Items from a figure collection

┌────────

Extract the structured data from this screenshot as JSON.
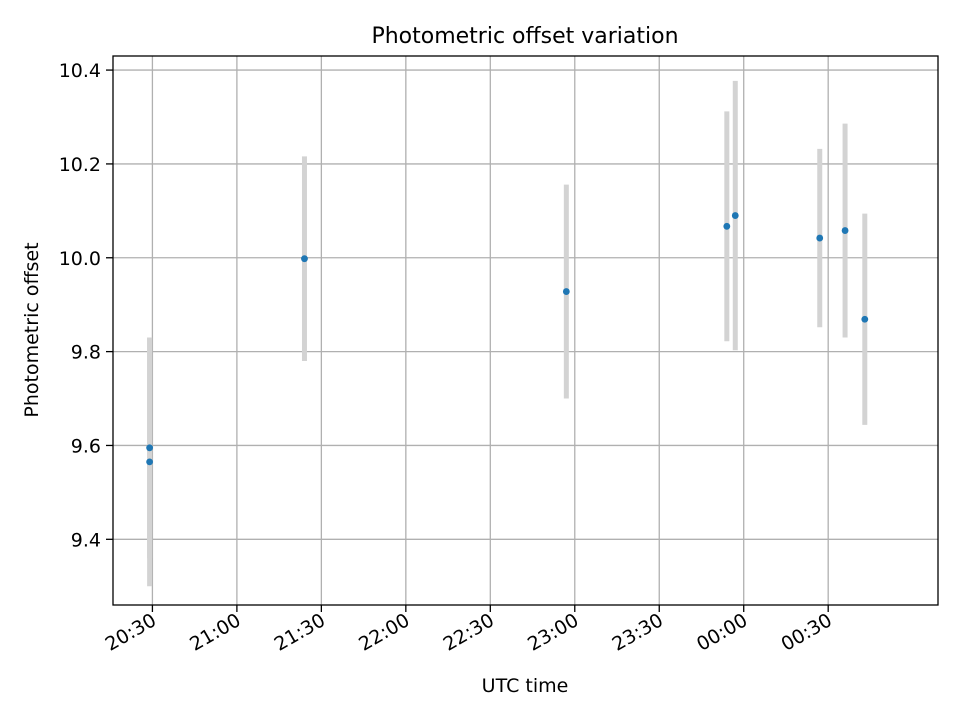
{
  "chart_data": {
    "type": "scatter",
    "title": "Photometric offset variation",
    "xlabel": "UTC time",
    "ylabel": "Photometric offset",
    "grid": true,
    "x_axis_kind": "time",
    "xlim": [
      "20:16",
      "01:09"
    ],
    "ylim": [
      9.26,
      10.43
    ],
    "x_ticks": [
      "20:30",
      "21:00",
      "21:30",
      "22:00",
      "22:30",
      "23:00",
      "23:30",
      "00:00",
      "00:30"
    ],
    "y_ticks": [
      "9.4",
      "9.6",
      "9.8",
      "10.0",
      "10.2",
      "10.4"
    ],
    "marker_color": "#1f77b4",
    "errorbar_color": "#d3d3d3",
    "points": [
      {
        "time": "20:29",
        "y": 9.565,
        "yerr": 0.265
      },
      {
        "time": "20:29",
        "y": 9.595,
        "yerr": 0.235
      },
      {
        "time": "21:24",
        "y": 9.998,
        "yerr": 0.218
      },
      {
        "time": "22:57",
        "y": 9.928,
        "yerr": 0.228
      },
      {
        "time": "23:54",
        "y": 10.067,
        "yerr": 0.245
      },
      {
        "time": "23:57",
        "y": 10.09,
        "yerr": 0.287
      },
      {
        "time": "00:27",
        "y": 10.042,
        "yerr": 0.19
      },
      {
        "time": "00:36",
        "y": 10.058,
        "yerr": 0.228
      },
      {
        "time": "00:43",
        "y": 9.869,
        "yerr": 0.225
      }
    ]
  }
}
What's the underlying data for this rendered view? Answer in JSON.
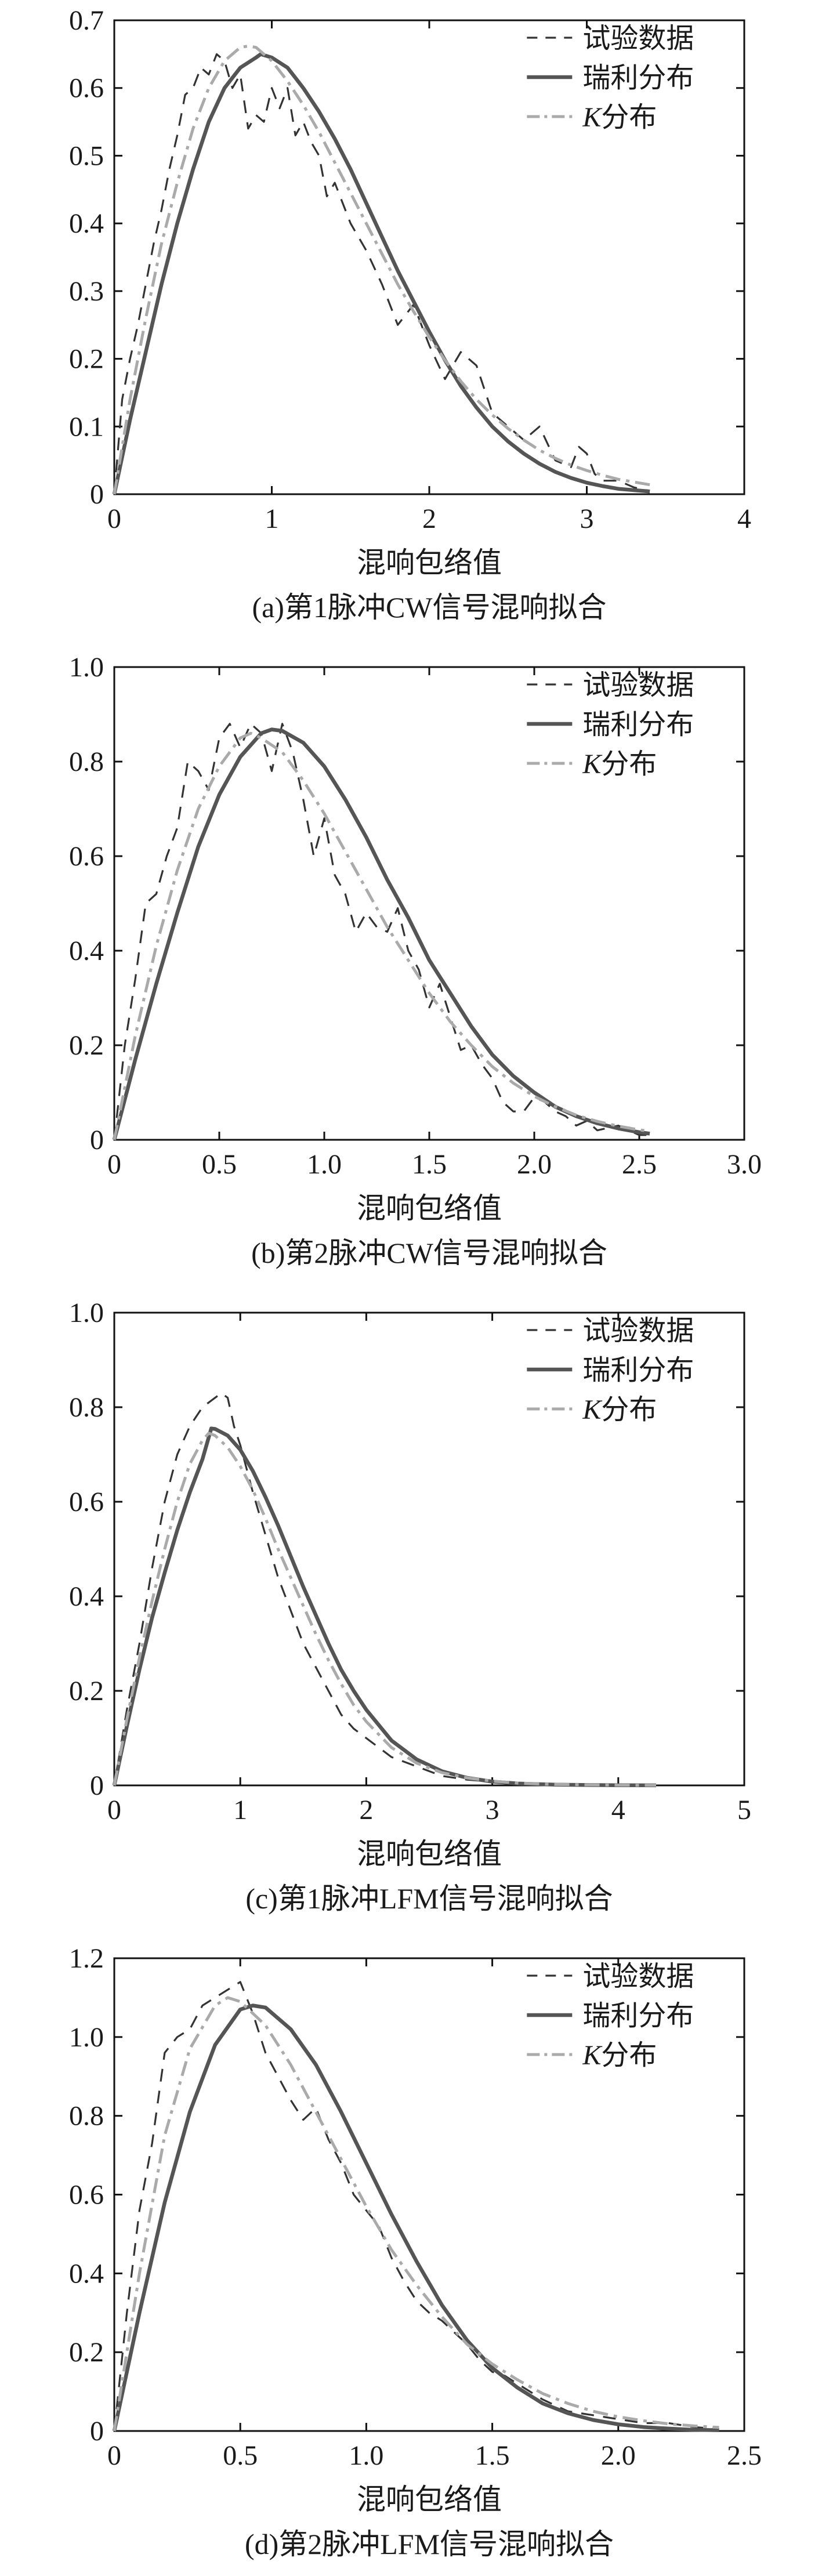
{
  "chart_data": [
    {
      "type": "line",
      "caption": "(a)第1脉冲CW信号混响拟合",
      "xlabel": "混响包络值",
      "ylabel": "",
      "xlim": [
        0,
        4
      ],
      "ylim": [
        0,
        0.7
      ],
      "xticks": [
        0,
        1,
        2,
        3,
        4
      ],
      "xtick_labels": [
        "0",
        "1",
        "2",
        "3",
        "4"
      ],
      "yticks": [
        0,
        0.1,
        0.2,
        0.3,
        0.4,
        0.5,
        0.6,
        0.7
      ],
      "ytick_labels": [
        "0",
        "0.1",
        "0.2",
        "0.3",
        "0.4",
        "0.5",
        "0.6",
        "0.7"
      ],
      "legend_position": "top-right",
      "series": [
        {
          "name": "试验数据",
          "style": "dashed",
          "color": "#333333",
          "x": [
            0,
            0.05,
            0.1,
            0.15,
            0.2,
            0.25,
            0.3,
            0.35,
            0.4,
            0.45,
            0.5,
            0.55,
            0.6,
            0.65,
            0.7,
            0.75,
            0.8,
            0.85,
            0.9,
            0.95,
            1.0,
            1.05,
            1.1,
            1.15,
            1.2,
            1.25,
            1.3,
            1.35,
            1.4,
            1.5,
            1.6,
            1.7,
            1.8,
            1.9,
            2.0,
            2.1,
            2.2,
            2.3,
            2.4,
            2.5,
            2.6,
            2.7,
            2.8,
            2.9,
            2.95,
            3.0,
            3.05,
            3.1,
            3.2,
            3.3,
            3.4
          ],
          "y": [
            0,
            0.14,
            0.2,
            0.25,
            0.31,
            0.37,
            0.42,
            0.48,
            0.53,
            0.59,
            0.6,
            0.63,
            0.62,
            0.65,
            0.64,
            0.6,
            0.62,
            0.54,
            0.56,
            0.55,
            0.6,
            0.57,
            0.6,
            0.53,
            0.55,
            0.52,
            0.5,
            0.44,
            0.46,
            0.4,
            0.36,
            0.31,
            0.25,
            0.28,
            0.22,
            0.17,
            0.21,
            0.19,
            0.12,
            0.1,
            0.08,
            0.1,
            0.05,
            0.04,
            0.07,
            0.06,
            0.03,
            0.02,
            0.02,
            0.01,
            0.005
          ]
        },
        {
          "name": "瑞利分布",
          "style": "solid",
          "color": "#555555",
          "x": [
            0,
            0.1,
            0.2,
            0.3,
            0.4,
            0.5,
            0.6,
            0.7,
            0.8,
            0.9,
            0.93,
            1.0,
            1.1,
            1.2,
            1.3,
            1.4,
            1.5,
            1.6,
            1.7,
            1.8,
            1.9,
            2.0,
            2.1,
            2.2,
            2.3,
            2.4,
            2.5,
            2.6,
            2.7,
            2.8,
            2.9,
            3.0,
            3.1,
            3.2,
            3.3,
            3.4
          ],
          "y": [
            0,
            0.11,
            0.21,
            0.31,
            0.4,
            0.48,
            0.55,
            0.6,
            0.63,
            0.645,
            0.65,
            0.645,
            0.63,
            0.6,
            0.565,
            0.525,
            0.48,
            0.43,
            0.38,
            0.33,
            0.285,
            0.24,
            0.198,
            0.16,
            0.128,
            0.1,
            0.078,
            0.06,
            0.045,
            0.033,
            0.024,
            0.017,
            0.012,
            0.008,
            0.006,
            0.004
          ]
        },
        {
          "name": "K分布",
          "name_italic_prefix": "K",
          "name_rest": "分布",
          "style": "dashdot",
          "color": "#aaaaaa",
          "x": [
            0,
            0.1,
            0.2,
            0.3,
            0.4,
            0.5,
            0.6,
            0.7,
            0.8,
            0.85,
            0.9,
            1.0,
            1.1,
            1.2,
            1.3,
            1.4,
            1.5,
            1.6,
            1.7,
            1.8,
            1.9,
            2.0,
            2.1,
            2.2,
            2.3,
            2.4,
            2.5,
            2.6,
            2.7,
            2.8,
            2.9,
            3.0,
            3.1,
            3.2,
            3.3,
            3.4
          ],
          "y": [
            0,
            0.14,
            0.26,
            0.37,
            0.46,
            0.54,
            0.6,
            0.64,
            0.66,
            0.662,
            0.66,
            0.64,
            0.61,
            0.575,
            0.535,
            0.49,
            0.445,
            0.4,
            0.355,
            0.31,
            0.27,
            0.232,
            0.198,
            0.167,
            0.14,
            0.117,
            0.097,
            0.08,
            0.065,
            0.053,
            0.043,
            0.035,
            0.028,
            0.022,
            0.018,
            0.014
          ]
        }
      ]
    },
    {
      "type": "line",
      "caption": "(b)第2脉冲CW信号混响拟合",
      "xlabel": "混响包络值",
      "ylabel": "",
      "xlim": [
        0,
        3.0
      ],
      "ylim": [
        0,
        1.0
      ],
      "xticks": [
        0,
        0.5,
        1.0,
        1.5,
        2.0,
        2.5,
        3.0
      ],
      "xtick_labels": [
        "0",
        "0.5",
        "1.0",
        "1.5",
        "2.0",
        "2.5",
        "3.0"
      ],
      "yticks": [
        0,
        0.2,
        0.4,
        0.6,
        0.8,
        1.0
      ],
      "ytick_labels": [
        "0",
        "0.2",
        "0.4",
        "0.6",
        "0.8",
        "1.0"
      ],
      "legend_position": "top-right",
      "series": [
        {
          "name": "试验数据",
          "style": "dashed",
          "color": "#333333",
          "x": [
            0,
            0.05,
            0.1,
            0.15,
            0.2,
            0.25,
            0.3,
            0.35,
            0.4,
            0.45,
            0.5,
            0.55,
            0.6,
            0.65,
            0.7,
            0.75,
            0.8,
            0.85,
            0.9,
            0.95,
            1.0,
            1.05,
            1.1,
            1.15,
            1.2,
            1.25,
            1.3,
            1.35,
            1.4,
            1.45,
            1.5,
            1.55,
            1.6,
            1.65,
            1.7,
            1.75,
            1.8,
            1.85,
            1.9,
            1.95,
            2.0,
            2.05,
            2.1,
            2.15,
            2.2,
            2.25,
            2.3,
            2.4,
            2.5,
            2.55
          ],
          "y": [
            0,
            0.2,
            0.34,
            0.5,
            0.52,
            0.6,
            0.66,
            0.8,
            0.78,
            0.74,
            0.85,
            0.88,
            0.83,
            0.88,
            0.86,
            0.78,
            0.88,
            0.82,
            0.72,
            0.6,
            0.68,
            0.56,
            0.52,
            0.44,
            0.48,
            0.45,
            0.44,
            0.49,
            0.4,
            0.36,
            0.28,
            0.33,
            0.26,
            0.19,
            0.2,
            0.16,
            0.13,
            0.08,
            0.06,
            0.06,
            0.09,
            0.08,
            0.06,
            0.05,
            0.03,
            0.04,
            0.02,
            0.03,
            0.01,
            0.01
          ]
        },
        {
          "name": "瑞利分布",
          "style": "solid",
          "color": "#555555",
          "x": [
            0,
            0.1,
            0.2,
            0.3,
            0.4,
            0.5,
            0.6,
            0.7,
            0.75,
            0.8,
            0.9,
            1.0,
            1.1,
            1.2,
            1.3,
            1.4,
            1.5,
            1.6,
            1.7,
            1.8,
            1.9,
            2.0,
            2.1,
            2.2,
            2.3,
            2.4,
            2.5,
            2.55
          ],
          "y": [
            0,
            0.17,
            0.33,
            0.48,
            0.62,
            0.73,
            0.81,
            0.86,
            0.868,
            0.865,
            0.84,
            0.79,
            0.72,
            0.64,
            0.55,
            0.47,
            0.38,
            0.31,
            0.24,
            0.18,
            0.135,
            0.1,
            0.07,
            0.05,
            0.035,
            0.024,
            0.016,
            0.013
          ]
        },
        {
          "name": "K分布",
          "name_italic_prefix": "K",
          "name_rest": "分布",
          "style": "dashdot",
          "color": "#aaaaaa",
          "x": [
            0,
            0.1,
            0.2,
            0.3,
            0.4,
            0.5,
            0.6,
            0.65,
            0.7,
            0.8,
            0.9,
            1.0,
            1.1,
            1.2,
            1.3,
            1.4,
            1.5,
            1.6,
            1.7,
            1.8,
            1.9,
            2.0,
            2.1,
            2.2,
            2.3,
            2.4,
            2.5,
            2.55
          ],
          "y": [
            0,
            0.22,
            0.41,
            0.57,
            0.7,
            0.79,
            0.85,
            0.86,
            0.85,
            0.82,
            0.76,
            0.69,
            0.61,
            0.53,
            0.45,
            0.38,
            0.31,
            0.25,
            0.2,
            0.155,
            0.12,
            0.092,
            0.07,
            0.052,
            0.039,
            0.029,
            0.021,
            0.018
          ]
        }
      ]
    },
    {
      "type": "line",
      "caption": "(c)第1脉冲LFM信号混响拟合",
      "xlabel": "混响包络值",
      "ylabel": "",
      "xlim": [
        0,
        5
      ],
      "ylim": [
        0,
        1.0
      ],
      "xticks": [
        0,
        1,
        2,
        3,
        4,
        5
      ],
      "xtick_labels": [
        "0",
        "1",
        "2",
        "3",
        "4",
        "5"
      ],
      "yticks": [
        0,
        0.2,
        0.4,
        0.6,
        0.8,
        1.0
      ],
      "ytick_labels": [
        "0",
        "0.2",
        "0.4",
        "0.6",
        "0.8",
        "1.0"
      ],
      "legend_position": "top-right",
      "series": [
        {
          "name": "试验数据",
          "style": "dashed",
          "color": "#333333",
          "x": [
            0,
            0.1,
            0.2,
            0.3,
            0.4,
            0.5,
            0.6,
            0.7,
            0.8,
            0.85,
            0.9,
            0.95,
            1.0,
            1.1,
            1.2,
            1.3,
            1.4,
            1.5,
            1.6,
            1.7,
            1.8,
            1.9,
            2.0,
            2.2,
            2.4,
            2.6,
            2.8,
            3.0,
            3.2,
            3.5,
            4.0,
            4.3
          ],
          "y": [
            0,
            0.16,
            0.3,
            0.46,
            0.6,
            0.7,
            0.76,
            0.8,
            0.82,
            0.83,
            0.82,
            0.76,
            0.72,
            0.62,
            0.53,
            0.44,
            0.37,
            0.3,
            0.25,
            0.2,
            0.15,
            0.12,
            0.1,
            0.06,
            0.04,
            0.02,
            0.012,
            0.008,
            0.005,
            0.003,
            0.001,
            0.0
          ]
        },
        {
          "name": "瑞利分布",
          "style": "solid",
          "color": "#555555",
          "x": [
            0,
            0.1,
            0.2,
            0.3,
            0.4,
            0.5,
            0.6,
            0.7,
            0.77,
            0.8,
            0.9,
            1.0,
            1.1,
            1.2,
            1.3,
            1.4,
            1.5,
            1.6,
            1.7,
            1.8,
            1.9,
            2.0,
            2.2,
            2.4,
            2.6,
            2.8,
            3.0,
            3.2,
            3.5,
            4.0,
            4.3
          ],
          "y": [
            0,
            0.125,
            0.245,
            0.355,
            0.45,
            0.54,
            0.62,
            0.69,
            0.755,
            0.754,
            0.74,
            0.71,
            0.665,
            0.61,
            0.55,
            0.485,
            0.42,
            0.36,
            0.3,
            0.245,
            0.2,
            0.16,
            0.095,
            0.055,
            0.03,
            0.016,
            0.008,
            0.004,
            0.0015,
            0.0003,
            0.0001
          ]
        },
        {
          "name": "K分布",
          "name_italic_prefix": "K",
          "name_rest": "分布",
          "style": "dashdot",
          "color": "#aaaaaa",
          "x": [
            0,
            0.1,
            0.2,
            0.3,
            0.4,
            0.5,
            0.6,
            0.7,
            0.75,
            0.8,
            0.9,
            1.0,
            1.1,
            1.2,
            1.3,
            1.4,
            1.5,
            1.6,
            1.7,
            1.8,
            1.9,
            2.0,
            2.2,
            2.4,
            2.6,
            2.8,
            3.0,
            3.2,
            3.5,
            4.0,
            4.3
          ],
          "y": [
            0,
            0.14,
            0.27,
            0.39,
            0.5,
            0.6,
            0.68,
            0.73,
            0.745,
            0.74,
            0.715,
            0.675,
            0.625,
            0.565,
            0.5,
            0.44,
            0.38,
            0.32,
            0.265,
            0.215,
            0.17,
            0.135,
            0.08,
            0.047,
            0.027,
            0.016,
            0.009,
            0.005,
            0.002,
            0.0005,
            0.0002
          ]
        }
      ]
    },
    {
      "type": "line",
      "caption": "(d)第2脉冲LFM信号混响拟合",
      "xlabel": "混响包络值",
      "ylabel": "",
      "xlim": [
        0,
        2.5
      ],
      "ylim": [
        0,
        1.2
      ],
      "xticks": [
        0,
        0.5,
        1.0,
        1.5,
        2.0,
        2.5
      ],
      "xtick_labels": [
        "0",
        "0.5",
        "1.0",
        "1.5",
        "2.0",
        "2.5"
      ],
      "yticks": [
        0,
        0.2,
        0.4,
        0.6,
        0.8,
        1.0,
        1.2
      ],
      "ytick_labels": [
        "0",
        "0.2",
        "0.4",
        "0.6",
        "0.8",
        "1.0",
        "1.2"
      ],
      "legend_position": "top-right",
      "series": [
        {
          "name": "试验数据",
          "style": "dashed",
          "color": "#333333",
          "x": [
            0,
            0.05,
            0.1,
            0.15,
            0.2,
            0.25,
            0.3,
            0.35,
            0.4,
            0.45,
            0.5,
            0.55,
            0.6,
            0.65,
            0.7,
            0.75,
            0.8,
            0.85,
            0.9,
            0.95,
            1.0,
            1.05,
            1.1,
            1.15,
            1.2,
            1.25,
            1.3,
            1.35,
            1.4,
            1.45,
            1.5,
            1.55,
            1.6,
            1.7,
            1.8,
            1.9,
            2.0,
            2.1,
            2.2,
            2.3,
            2.4
          ],
          "y": [
            0,
            0.3,
            0.56,
            0.73,
            0.96,
            1.0,
            1.02,
            1.08,
            1.1,
            1.12,
            1.14,
            1.06,
            0.96,
            0.9,
            0.84,
            0.79,
            0.82,
            0.74,
            0.68,
            0.6,
            0.56,
            0.52,
            0.44,
            0.38,
            0.33,
            0.3,
            0.28,
            0.25,
            0.22,
            0.18,
            0.15,
            0.14,
            0.12,
            0.08,
            0.05,
            0.04,
            0.03,
            0.02,
            0.02,
            0.01,
            0.005
          ]
        },
        {
          "name": "瑞利分布",
          "style": "solid",
          "color": "#555555",
          "x": [
            0,
            0.1,
            0.2,
            0.3,
            0.4,
            0.5,
            0.55,
            0.6,
            0.7,
            0.8,
            0.9,
            1.0,
            1.1,
            1.2,
            1.3,
            1.4,
            1.5,
            1.6,
            1.7,
            1.8,
            1.9,
            2.0,
            2.1,
            2.2,
            2.3,
            2.4
          ],
          "y": [
            0,
            0.3,
            0.58,
            0.81,
            0.98,
            1.07,
            1.08,
            1.075,
            1.02,
            0.93,
            0.81,
            0.68,
            0.55,
            0.43,
            0.32,
            0.23,
            0.16,
            0.11,
            0.07,
            0.045,
            0.028,
            0.017,
            0.01,
            0.006,
            0.003,
            0.002
          ]
        },
        {
          "name": "K分布",
          "name_italic_prefix": "K",
          "name_rest": "分布",
          "style": "dashdot",
          "color": "#aaaaaa",
          "x": [
            0,
            0.1,
            0.2,
            0.3,
            0.4,
            0.45,
            0.5,
            0.6,
            0.7,
            0.8,
            0.9,
            1.0,
            1.1,
            1.2,
            1.3,
            1.4,
            1.5,
            1.6,
            1.7,
            1.8,
            1.9,
            2.0,
            2.1,
            2.2,
            2.3,
            2.4
          ],
          "y": [
            0,
            0.4,
            0.75,
            0.97,
            1.08,
            1.1,
            1.09,
            1.03,
            0.93,
            0.81,
            0.69,
            0.57,
            0.46,
            0.37,
            0.29,
            0.22,
            0.17,
            0.13,
            0.095,
            0.07,
            0.05,
            0.036,
            0.026,
            0.018,
            0.013,
            0.009
          ]
        }
      ]
    }
  ]
}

└────────

▶ [What you are asked to do] Filter the listing above by the word "yerr"; copy each line that passes.

▶ [Exercise response]
        "yerr": 0.265
        "yerr": 0.235
        "yerr": 0.218
        "yerr": 0.228
        "yerr": 0.245
        "yerr": 0.287
        "yerr": 0.19
        "yerr": 0.228
        "yerr": 0.225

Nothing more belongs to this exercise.